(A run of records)
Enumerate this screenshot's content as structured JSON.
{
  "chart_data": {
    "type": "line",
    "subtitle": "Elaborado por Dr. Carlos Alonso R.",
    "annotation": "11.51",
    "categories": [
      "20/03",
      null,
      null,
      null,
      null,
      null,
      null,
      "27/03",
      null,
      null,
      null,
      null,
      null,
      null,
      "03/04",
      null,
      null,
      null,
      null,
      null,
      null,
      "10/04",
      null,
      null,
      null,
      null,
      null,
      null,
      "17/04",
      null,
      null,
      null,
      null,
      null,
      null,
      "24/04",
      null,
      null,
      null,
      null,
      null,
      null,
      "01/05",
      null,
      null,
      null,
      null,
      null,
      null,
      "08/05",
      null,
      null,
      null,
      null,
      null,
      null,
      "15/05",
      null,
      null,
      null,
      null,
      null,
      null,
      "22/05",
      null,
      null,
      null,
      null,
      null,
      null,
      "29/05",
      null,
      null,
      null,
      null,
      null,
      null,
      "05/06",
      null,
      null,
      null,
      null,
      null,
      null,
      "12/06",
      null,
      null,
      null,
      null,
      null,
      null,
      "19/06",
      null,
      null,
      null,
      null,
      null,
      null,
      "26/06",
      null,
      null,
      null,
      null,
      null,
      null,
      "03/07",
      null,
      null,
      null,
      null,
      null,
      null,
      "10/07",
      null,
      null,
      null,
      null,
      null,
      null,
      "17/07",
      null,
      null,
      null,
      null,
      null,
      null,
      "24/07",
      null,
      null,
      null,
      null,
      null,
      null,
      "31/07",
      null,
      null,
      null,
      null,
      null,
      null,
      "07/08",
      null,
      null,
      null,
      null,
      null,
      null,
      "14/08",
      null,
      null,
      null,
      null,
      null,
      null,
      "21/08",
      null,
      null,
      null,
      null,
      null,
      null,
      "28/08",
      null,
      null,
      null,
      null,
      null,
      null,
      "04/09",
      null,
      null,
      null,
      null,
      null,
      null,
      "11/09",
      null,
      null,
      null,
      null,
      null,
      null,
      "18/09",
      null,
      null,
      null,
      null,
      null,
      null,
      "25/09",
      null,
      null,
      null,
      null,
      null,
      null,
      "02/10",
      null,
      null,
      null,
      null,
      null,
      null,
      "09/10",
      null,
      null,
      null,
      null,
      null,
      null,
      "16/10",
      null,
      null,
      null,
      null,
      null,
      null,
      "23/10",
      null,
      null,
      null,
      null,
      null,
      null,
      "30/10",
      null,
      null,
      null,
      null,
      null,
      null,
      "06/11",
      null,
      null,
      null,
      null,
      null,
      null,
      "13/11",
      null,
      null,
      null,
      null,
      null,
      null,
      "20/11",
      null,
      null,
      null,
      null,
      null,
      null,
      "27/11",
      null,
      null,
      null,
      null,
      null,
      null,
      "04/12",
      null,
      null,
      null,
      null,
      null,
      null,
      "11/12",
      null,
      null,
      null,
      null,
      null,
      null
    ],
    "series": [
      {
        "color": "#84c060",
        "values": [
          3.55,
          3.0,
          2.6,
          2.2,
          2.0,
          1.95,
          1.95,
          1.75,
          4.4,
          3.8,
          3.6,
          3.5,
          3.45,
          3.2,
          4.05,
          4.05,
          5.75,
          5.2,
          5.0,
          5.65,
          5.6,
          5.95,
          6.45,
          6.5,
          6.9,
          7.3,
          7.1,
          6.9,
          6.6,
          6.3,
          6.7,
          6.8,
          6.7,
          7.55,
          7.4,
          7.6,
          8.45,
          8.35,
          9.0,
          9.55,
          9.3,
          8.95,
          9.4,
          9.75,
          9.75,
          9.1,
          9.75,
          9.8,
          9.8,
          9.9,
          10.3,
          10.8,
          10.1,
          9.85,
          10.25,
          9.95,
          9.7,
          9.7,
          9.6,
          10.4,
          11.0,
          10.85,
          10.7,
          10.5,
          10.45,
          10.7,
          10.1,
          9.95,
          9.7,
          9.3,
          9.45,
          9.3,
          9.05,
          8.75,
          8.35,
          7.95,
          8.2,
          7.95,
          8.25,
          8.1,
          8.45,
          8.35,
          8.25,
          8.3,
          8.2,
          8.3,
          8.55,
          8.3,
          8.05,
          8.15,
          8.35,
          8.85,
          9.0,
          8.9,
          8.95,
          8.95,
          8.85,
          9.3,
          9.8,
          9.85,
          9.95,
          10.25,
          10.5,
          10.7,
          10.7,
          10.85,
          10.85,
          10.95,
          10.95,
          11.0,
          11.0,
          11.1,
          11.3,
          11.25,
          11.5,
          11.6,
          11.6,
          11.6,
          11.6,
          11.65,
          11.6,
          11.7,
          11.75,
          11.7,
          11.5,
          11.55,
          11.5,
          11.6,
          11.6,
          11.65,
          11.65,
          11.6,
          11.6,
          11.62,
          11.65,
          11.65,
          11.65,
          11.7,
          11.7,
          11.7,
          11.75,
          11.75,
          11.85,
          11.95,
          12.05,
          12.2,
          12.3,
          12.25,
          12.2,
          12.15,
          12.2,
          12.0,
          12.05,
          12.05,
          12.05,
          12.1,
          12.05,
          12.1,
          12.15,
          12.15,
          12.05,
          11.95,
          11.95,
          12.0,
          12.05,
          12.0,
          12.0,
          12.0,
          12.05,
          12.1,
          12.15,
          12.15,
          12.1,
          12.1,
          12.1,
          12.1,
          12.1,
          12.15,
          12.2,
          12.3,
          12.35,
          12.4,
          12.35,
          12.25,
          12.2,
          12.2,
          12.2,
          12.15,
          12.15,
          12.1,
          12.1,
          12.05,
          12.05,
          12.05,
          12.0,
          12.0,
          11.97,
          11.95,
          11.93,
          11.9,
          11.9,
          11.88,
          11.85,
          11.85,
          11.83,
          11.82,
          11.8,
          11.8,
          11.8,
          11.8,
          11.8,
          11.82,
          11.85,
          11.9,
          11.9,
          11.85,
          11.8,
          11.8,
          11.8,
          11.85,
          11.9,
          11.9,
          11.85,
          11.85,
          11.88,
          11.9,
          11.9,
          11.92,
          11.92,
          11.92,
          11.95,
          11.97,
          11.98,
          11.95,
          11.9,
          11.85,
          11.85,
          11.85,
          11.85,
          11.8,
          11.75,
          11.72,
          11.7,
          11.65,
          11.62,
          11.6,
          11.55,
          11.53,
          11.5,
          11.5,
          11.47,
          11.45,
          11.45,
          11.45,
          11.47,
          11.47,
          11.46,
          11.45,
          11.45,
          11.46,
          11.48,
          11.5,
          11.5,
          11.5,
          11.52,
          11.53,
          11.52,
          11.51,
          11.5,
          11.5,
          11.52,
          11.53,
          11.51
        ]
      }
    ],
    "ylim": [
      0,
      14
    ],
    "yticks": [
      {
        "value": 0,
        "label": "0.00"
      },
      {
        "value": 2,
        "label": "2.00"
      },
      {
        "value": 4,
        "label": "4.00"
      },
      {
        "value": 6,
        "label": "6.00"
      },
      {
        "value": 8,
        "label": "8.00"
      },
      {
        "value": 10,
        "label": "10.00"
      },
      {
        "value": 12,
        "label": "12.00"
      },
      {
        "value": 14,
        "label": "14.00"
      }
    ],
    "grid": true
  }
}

What to do >> Select all lines in the listing that include the word "label".

Answer for the task >>
        "label": "0.00"
        "label": "2.00"
        "label": "4.00"
        "label": "6.00"
        "label": "8.00"
        "label": "10.00"
        "label": "12.00"
        "label": "14.00"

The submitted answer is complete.